## Problem to solve
Reproduce the data exactly.

## Provided data
'''

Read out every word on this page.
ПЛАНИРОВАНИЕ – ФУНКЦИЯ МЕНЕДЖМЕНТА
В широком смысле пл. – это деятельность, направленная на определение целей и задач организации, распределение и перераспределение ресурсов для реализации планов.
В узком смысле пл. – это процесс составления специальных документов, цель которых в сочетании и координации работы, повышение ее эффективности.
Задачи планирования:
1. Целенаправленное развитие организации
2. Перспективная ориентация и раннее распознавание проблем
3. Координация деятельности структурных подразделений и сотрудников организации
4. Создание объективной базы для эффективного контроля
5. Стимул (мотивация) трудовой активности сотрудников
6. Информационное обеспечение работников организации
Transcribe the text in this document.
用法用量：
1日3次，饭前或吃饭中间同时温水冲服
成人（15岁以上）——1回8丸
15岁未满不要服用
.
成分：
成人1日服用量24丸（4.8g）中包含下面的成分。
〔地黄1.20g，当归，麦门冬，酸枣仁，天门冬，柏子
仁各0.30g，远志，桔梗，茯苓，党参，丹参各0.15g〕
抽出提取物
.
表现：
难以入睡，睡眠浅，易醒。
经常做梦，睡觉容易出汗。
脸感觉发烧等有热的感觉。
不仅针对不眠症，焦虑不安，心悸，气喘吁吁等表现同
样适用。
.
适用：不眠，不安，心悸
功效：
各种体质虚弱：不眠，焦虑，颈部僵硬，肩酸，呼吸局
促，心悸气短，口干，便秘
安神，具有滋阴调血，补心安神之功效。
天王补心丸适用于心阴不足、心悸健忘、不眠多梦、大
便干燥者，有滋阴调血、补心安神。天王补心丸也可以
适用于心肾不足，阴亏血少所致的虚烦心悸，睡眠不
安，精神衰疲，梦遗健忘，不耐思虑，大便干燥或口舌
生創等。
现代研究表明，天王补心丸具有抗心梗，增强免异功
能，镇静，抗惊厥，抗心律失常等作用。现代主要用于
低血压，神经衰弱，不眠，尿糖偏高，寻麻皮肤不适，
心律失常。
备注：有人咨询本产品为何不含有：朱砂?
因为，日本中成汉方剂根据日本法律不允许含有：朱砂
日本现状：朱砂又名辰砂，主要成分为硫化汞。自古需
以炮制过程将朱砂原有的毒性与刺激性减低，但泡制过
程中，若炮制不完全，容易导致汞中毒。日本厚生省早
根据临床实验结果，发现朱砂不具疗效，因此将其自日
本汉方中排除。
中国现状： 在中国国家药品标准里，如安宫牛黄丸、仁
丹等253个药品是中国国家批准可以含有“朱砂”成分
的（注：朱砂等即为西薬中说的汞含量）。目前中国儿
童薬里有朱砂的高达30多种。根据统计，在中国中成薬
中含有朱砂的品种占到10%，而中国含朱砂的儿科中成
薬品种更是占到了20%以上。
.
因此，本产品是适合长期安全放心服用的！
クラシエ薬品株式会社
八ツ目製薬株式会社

'''

## Correct result
Read out every word on this page.
ПЛАНИРОВАНИЕ – ФУНКЦИЯ МЕНЕДЖМЕНТА
В широком смысле пл. – это деятельность, направленная на определение целей и задач организации, распределение и перераспределение ресурсов для реализации планов.
В узком смысле пл. – это процесс составления специальных документов, цель которых в сочетании и координации работы, повышение ее эффективности.
Задачи планирования:
1. Целенаправленное развитие организации
2. Перспективная ориентация и раннее распознавание проблем
3. Координация деятельности структурных подразделений и сотрудников организации
4. Создание объективной базы для эффективного контроля
5. Стимул (мотивация) трудовой активности сотрудников
6. Информационное обеспечение работников организации
Transcribe the text in this document.
用法用量：
1日3次，饭前或吃饭中间同时温水冲服
成人（15岁以上）——1回8丸
15岁未满不要服用
.
成分：
成人1日服用量24丸（4.8g）中包含下面的成分。
〔地黄1.20g，当归，麦门冬，酸枣仁，天门冬，柏子
仁各0.30g，远志，桔梗，茯苓，党参，丹参各0.15g〕
抽出提取物
.
表现：
难以入睡，睡眠浅，易醒。
经常做梦，睡觉容易出汗。
脸感觉发烧等有热的感觉。
不仅针对不眠症，焦虑不安，心悸，气喘吁吁等表现同
样适用。
.
适用：不眠，不安，心悸
功效：
各种体质虚弱：不眠，焦虑，颈部僵硬，肩酸，呼吸局
促，心悸气短，口干，便秘
安神，具有滋阴调血，补心安神之功效。
天王补心丸适用于心阴不足、心悸健忘、不眠多梦、大
便干燥者，有滋阴调血、补心安神。天王补心丸也可以
适用于心肾不足，阴亏血少所致的虚烦心悸，睡眠不
安，精神衰疲，梦遗健忘，不耐思虑，大便干燥或口舌
生創等。
现代研究表明，天王补心丸具有抗心梗，增强免异功
能，镇静，抗惊厥，抗心律失常等作用。现代主要用于
低血压，神经衰弱，不眠，尿糖偏高，寻麻皮肤不适，
心律失常。
备注：有人咨询本产品为何不含有：朱砂?
因为，日本中成汉方剂根据日本法律不允许含有：朱砂
日本现状：朱砂又名辰砂，主要成分为硫化汞。自古需
以炮制过程将朱砂原有的毒性与刺激性减低，但泡制过
程中，若炮制不完全，容易导致汞中毒。日本厚生省早
根据临床实验结果，发现朱砂不具疗效，因此将其自日
本汉方中排除。
中国现状： 在中国国家药品标准里，如安宫牛黄丸、仁
丹等253个药品是中国国家批准可以含有“朱砂”成分
的（注：朱砂等即为西薬中说的汞含量）。目前中国儿
童薬里有朱砂的高达30多种。根据统计，在中国中成薬
中含有朱砂的品种占到10%，而中国含朱砂的儿科中成
薬品种更是占到了20%以上。
.
因此，本产品是适合长期安全放心服用的！
クラシエ薬品株式会社
八ツ目製薬株式会社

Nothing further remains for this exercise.